__Task requirements__.
Extract each line containing the string "Output".
______________________________
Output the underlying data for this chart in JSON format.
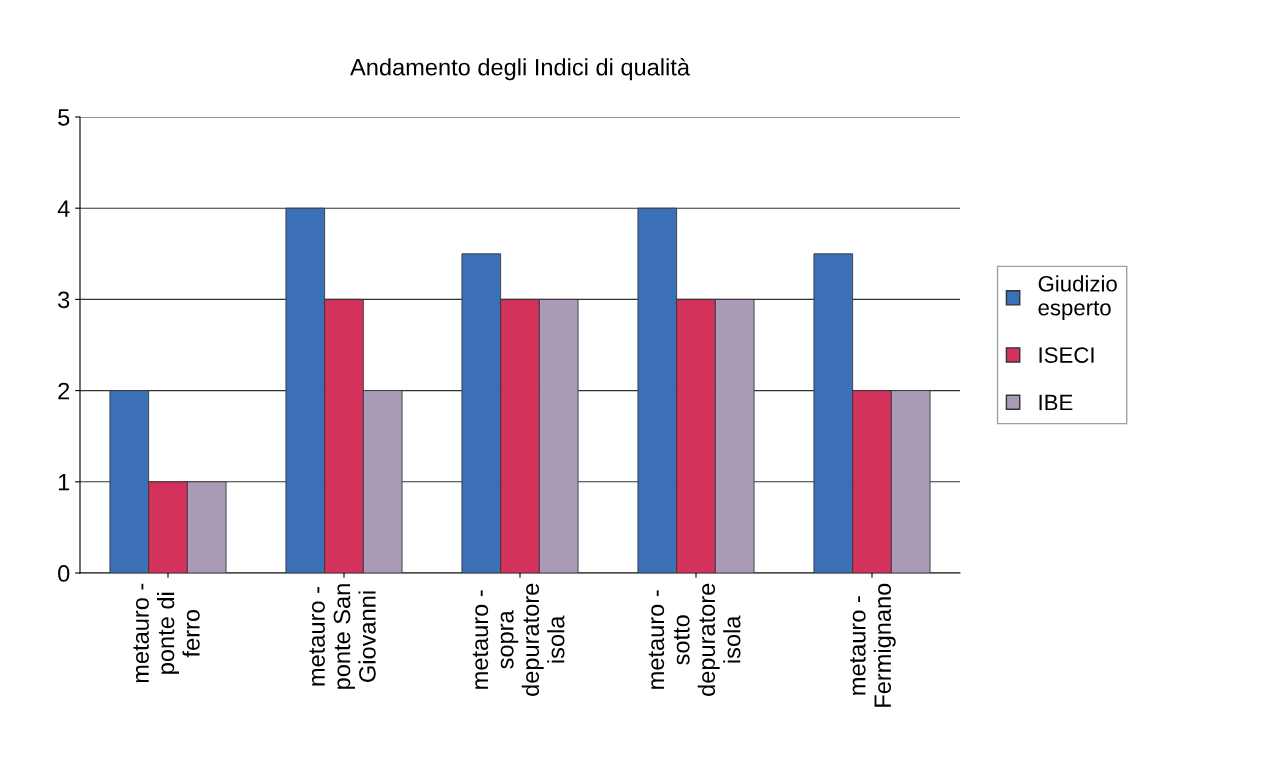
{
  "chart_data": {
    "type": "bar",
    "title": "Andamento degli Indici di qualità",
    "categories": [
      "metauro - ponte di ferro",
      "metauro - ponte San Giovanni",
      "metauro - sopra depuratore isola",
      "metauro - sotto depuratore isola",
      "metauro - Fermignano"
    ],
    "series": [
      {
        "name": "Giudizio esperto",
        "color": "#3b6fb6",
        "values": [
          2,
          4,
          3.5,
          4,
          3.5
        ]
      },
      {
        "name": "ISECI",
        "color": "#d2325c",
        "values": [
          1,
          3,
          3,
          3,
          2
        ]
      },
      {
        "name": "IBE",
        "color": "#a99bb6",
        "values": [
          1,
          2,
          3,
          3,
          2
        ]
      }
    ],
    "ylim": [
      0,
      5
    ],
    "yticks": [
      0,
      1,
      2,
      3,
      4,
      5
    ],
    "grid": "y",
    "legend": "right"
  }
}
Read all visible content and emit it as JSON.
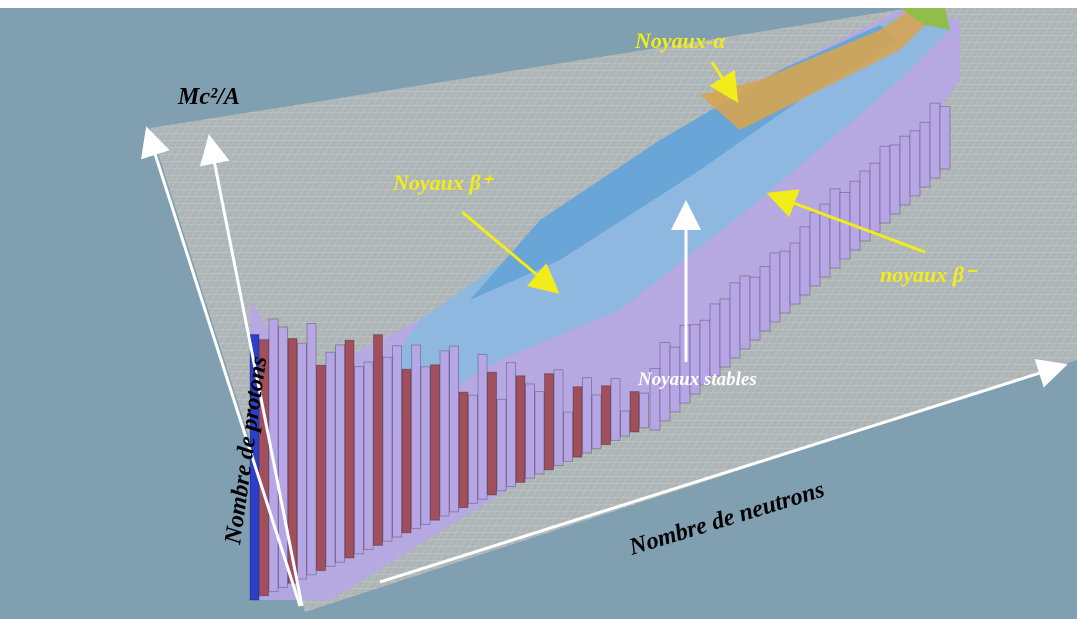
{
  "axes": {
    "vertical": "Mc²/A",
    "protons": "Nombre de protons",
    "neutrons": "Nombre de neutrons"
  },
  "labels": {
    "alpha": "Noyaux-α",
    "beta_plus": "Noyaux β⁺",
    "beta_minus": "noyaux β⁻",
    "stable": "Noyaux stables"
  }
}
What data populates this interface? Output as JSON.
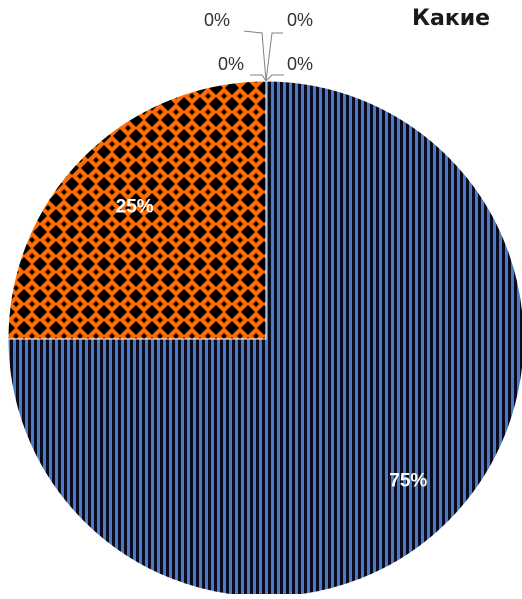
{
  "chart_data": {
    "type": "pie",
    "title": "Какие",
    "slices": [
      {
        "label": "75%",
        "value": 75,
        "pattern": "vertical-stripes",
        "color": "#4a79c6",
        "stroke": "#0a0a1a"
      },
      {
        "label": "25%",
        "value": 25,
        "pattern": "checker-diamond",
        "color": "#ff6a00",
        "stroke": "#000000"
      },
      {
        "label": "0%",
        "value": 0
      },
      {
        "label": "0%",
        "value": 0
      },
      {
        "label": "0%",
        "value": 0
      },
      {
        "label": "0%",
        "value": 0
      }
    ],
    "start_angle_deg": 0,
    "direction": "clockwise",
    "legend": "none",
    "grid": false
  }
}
______________________________
__Exercise solution__.
Output the underlying data for this chart in JSON format.
What data populates this interface? Output as JSON.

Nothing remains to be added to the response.